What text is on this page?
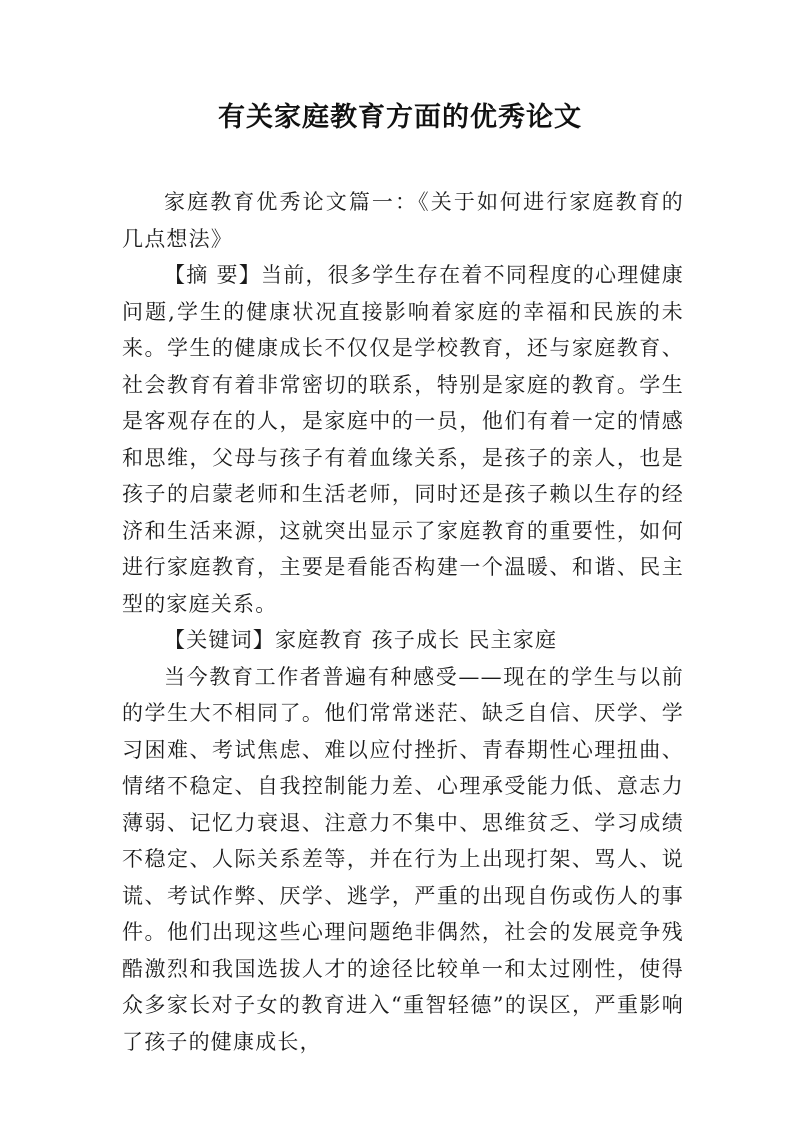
有关家庭教育方面的优秀论文

家庭教育优秀论文篇一：《关于如何进行家庭教育的几点想法》

【摘 要】当前，很多学生存在着不同程度的心理健康问题,学生的健康状况直接影响着家庭的幸福和民族的未来。学生的健康成长不仅仅是学校教育，还与家庭教育、社会教育有着非常密切的联系，特别是家庭的教育。学生是客观存在的人，是家庭中的一员，他们有着一定的情感和思维，父母与孩子有着血缘关系，是孩子的亲人，也是孩子的启蒙老师和生活老师，同时还是孩子赖以生存的经济和生活来源，这就突出显示了家庭教育的重要性，如何进行家庭教育，主要是看能否构建一个温暖、和谐、民主型的家庭关系。

【关键词】家庭教育 孩子成长 民主家庭

当今教育工作者普遍有种感受——现在的学生与以前的学生大不相同了。他们常常迷茫、缺乏自信、厌学、学习困难、考试焦虑、难以应付挫折、青春期性心理扭曲、情绪不稳定、自我控制能力差、心理承受能力低、意志力薄弱、记忆力衰退、注意力不集中、思维贫乏、学习成绩不稳定、人际关系差等，并在行为上出现打架、骂人、说谎、考试作弊、厌学、逃学，严重的出现自伤或伤人的事件。他们出现这些心理问题绝非偶然，社会的发展竞争残酷激烈和我国选拔人才的途径比较单一和太过刚性，使得众多家长对子女的教育进入“重智轻德”的误区，严重影响了孩子的健康成长，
※
What you are asked to do -
Transcribe the whole listing exactly. Pictures stay out of your copy.

Exercise solution -
What text is on this page?
有关家庭教育方面的优秀论文

家庭教育优秀论文篇一：《关于如何进行家庭教育的几点想法》

【摘 要】当前，很多学生存在着不同程度的心理健康问题,学生的健康状况直接影响着家庭的幸福和民族的未来。学生的健康成长不仅仅是学校教育，还与家庭教育、社会教育有着非常密切的联系，特别是家庭的教育。学生是客观存在的人，是家庭中的一员，他们有着一定的情感和思维，父母与孩子有着血缘关系，是孩子的亲人，也是孩子的启蒙老师和生活老师，同时还是孩子赖以生存的经济和生活来源，这就突出显示了家庭教育的重要性，如何进行家庭教育，主要是看能否构建一个温暖、和谐、民主型的家庭关系。

【关键词】家庭教育 孩子成长 民主家庭

当今教育工作者普遍有种感受——现在的学生与以前的学生大不相同了。他们常常迷茫、缺乏自信、厌学、学习困难、考试焦虑、难以应付挫折、青春期性心理扭曲、情绪不稳定、自我控制能力差、心理承受能力低、意志力薄弱、记忆力衰退、注意力不集中、思维贫乏、学习成绩不稳定、人际关系差等，并在行为上出现打架、骂人、说谎、考试作弊、厌学、逃学，严重的出现自伤或伤人的事件。他们出现这些心理问题绝非偶然，社会的发展竞争残酷激烈和我国选拔人才的途径比较单一和太过刚性，使得众多家长对子女的教育进入“重智轻德”的误区，严重影响了孩子的健康成长，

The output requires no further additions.